START INPUT MATERIAL

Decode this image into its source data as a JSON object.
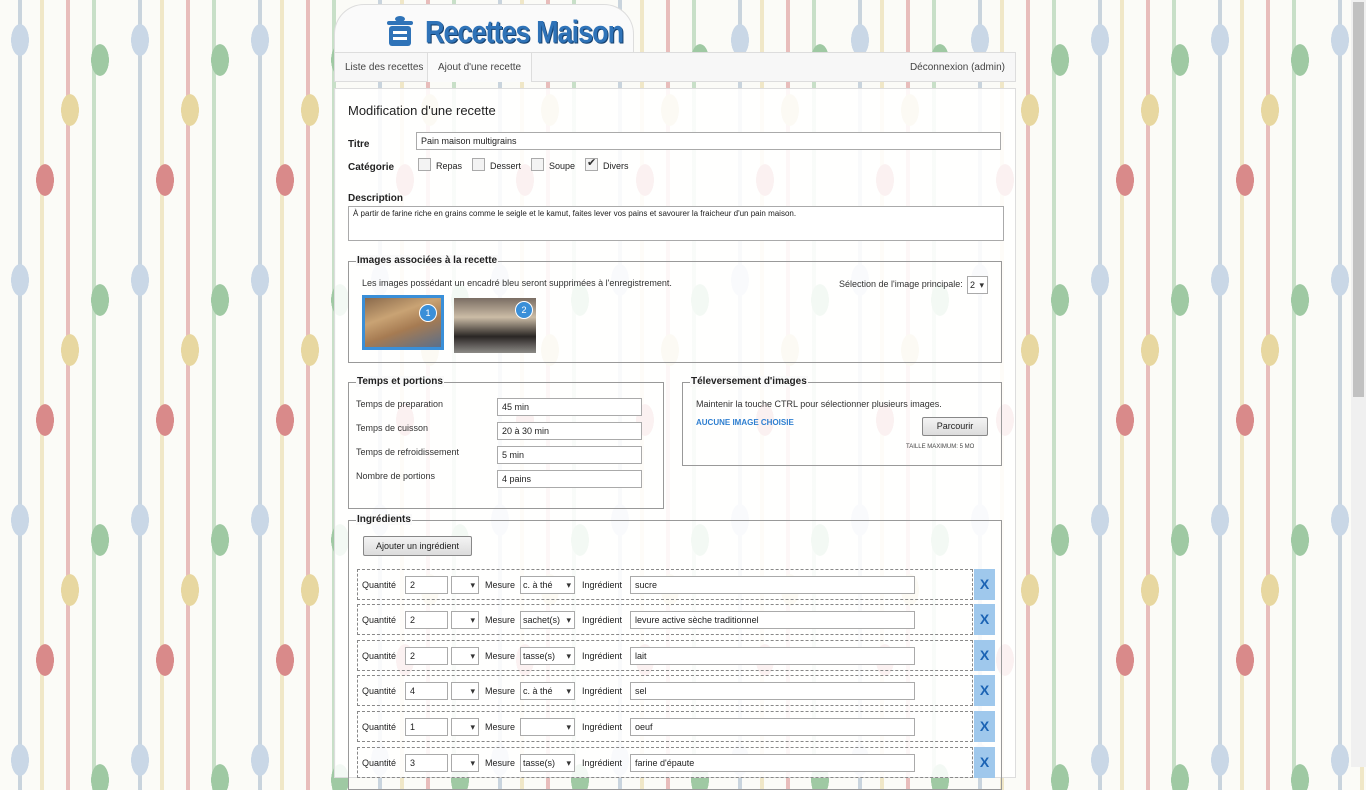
{
  "logo": {
    "text": "Recettes Maison"
  },
  "nav": {
    "list": "Liste des recettes",
    "add": "Ajout d'une recette",
    "logout": "Déconnexion (admin)"
  },
  "form": {
    "heading": "Modification d'une recette",
    "title_label": "Titre",
    "title_value": "Pain maison multigrains",
    "category_label": "Catégorie",
    "categories": [
      {
        "label": "Repas",
        "checked": false
      },
      {
        "label": "Dessert",
        "checked": false
      },
      {
        "label": "Soupe",
        "checked": false
      },
      {
        "label": "Divers",
        "checked": true
      }
    ],
    "description_label": "Description",
    "description_value": "À partir de farine riche en grains comme le seigle et le kamut, faites lever vos pains et savourer la fraicheur d'un pain maison."
  },
  "images": {
    "legend": "Images associées à la recette",
    "note": "Les images possédant un encadré bleu seront supprimées à l'enregistrement.",
    "main_label": "Sélection de l'image principale:",
    "main_value": "2",
    "thumbs": [
      {
        "badge": "1"
      },
      {
        "badge": "2"
      }
    ]
  },
  "times": {
    "legend": "Temps et portions",
    "prep_label": "Temps de preparation",
    "prep_value": "45 min",
    "cook_label": "Temps de cuisson",
    "cook_value": "20 à 30 min",
    "cool_label": "Temps de refroidissement",
    "cool_value": "5 min",
    "portions_label": "Nombre de portions",
    "portions_value": "4 pains"
  },
  "upload": {
    "legend": "Téleversement d'images",
    "hint": "Maintenir la touche CTRL pour sélectionner plusieurs images.",
    "none": "AUCUNE IMAGE CHOISIE",
    "browse": "Parcourir",
    "max": "TAILLE MAXIMUM: 5 MO"
  },
  "ingredients": {
    "legend": "Ingrédients",
    "add_button": "Ajouter un ingrédient",
    "qty_label": "Quantité",
    "measure_label": "Mesure",
    "ingredient_label": "Ingrédient",
    "delete_glyph": "X",
    "rows": [
      {
        "qty": "2",
        "measure": "c. à thé",
        "name": "sucre"
      },
      {
        "qty": "2",
        "measure": "sachet(s)",
        "name": "levure active sèche traditionnel"
      },
      {
        "qty": "2",
        "measure": "tasse(s)",
        "name": "lait"
      },
      {
        "qty": "4",
        "measure": "c. à thé",
        "name": "sel"
      },
      {
        "qty": "1",
        "measure": "",
        "name": "oeuf"
      },
      {
        "qty": "3",
        "measure": "tasse(s)",
        "name": "farine d'épaute"
      }
    ]
  }
}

END INPUT MATERIAL

> **REQUEST**
Copy the records above exactly, leaving out every picture.

> **FINISHED ANSWER**
Decode this image into its source data as a JSON object.
{
  "logo": {
    "text": "Recettes Maison"
  },
  "nav": {
    "list": "Liste des recettes",
    "add": "Ajout d'une recette",
    "logout": "Déconnexion (admin)"
  },
  "form": {
    "heading": "Modification d'une recette",
    "title_label": "Titre",
    "title_value": "Pain maison multigrains",
    "category_label": "Catégorie",
    "categories": [
      {
        "label": "Repas",
        "checked": false
      },
      {
        "label": "Dessert",
        "checked": false
      },
      {
        "label": "Soupe",
        "checked": false
      },
      {
        "label": "Divers",
        "checked": true
      }
    ],
    "description_label": "Description",
    "description_value": "À partir de farine riche en grains comme le seigle et le kamut, faites lever vos pains et savourer la fraicheur d'un pain maison."
  },
  "images": {
    "legend": "Images associées à la recette",
    "note": "Les images possédant un encadré bleu seront supprimées à l'enregistrement.",
    "main_label": "Sélection de l'image principale:",
    "main_value": "2",
    "thumbs": [
      {
        "badge": "1"
      },
      {
        "badge": "2"
      }
    ]
  },
  "times": {
    "legend": "Temps et portions",
    "prep_label": "Temps de preparation",
    "prep_value": "45 min",
    "cook_label": "Temps de cuisson",
    "cook_value": "20 à 30 min",
    "cool_label": "Temps de refroidissement",
    "cool_value": "5 min",
    "portions_label": "Nombre de portions",
    "portions_value": "4 pains"
  },
  "upload": {
    "legend": "Téleversement d'images",
    "hint": "Maintenir la touche CTRL pour sélectionner plusieurs images.",
    "none": "AUCUNE IMAGE CHOISIE",
    "browse": "Parcourir",
    "max": "TAILLE MAXIMUM: 5 MO"
  },
  "ingredients": {
    "legend": "Ingrédients",
    "add_button": "Ajouter un ingrédient",
    "qty_label": "Quantité",
    "measure_label": "Mesure",
    "ingredient_label": "Ingrédient",
    "delete_glyph": "X",
    "rows": [
      {
        "qty": "2",
        "measure": "c. à thé",
        "name": "sucre"
      },
      {
        "qty": "2",
        "measure": "sachet(s)",
        "name": "levure active sèche traditionnel"
      },
      {
        "qty": "2",
        "measure": "tasse(s)",
        "name": "lait"
      },
      {
        "qty": "4",
        "measure": "c. à thé",
        "name": "sel"
      },
      {
        "qty": "1",
        "measure": "",
        "name": "oeuf"
      },
      {
        "qty": "3",
        "measure": "tasse(s)",
        "name": "farine d'épaute"
      }
    ]
  }
}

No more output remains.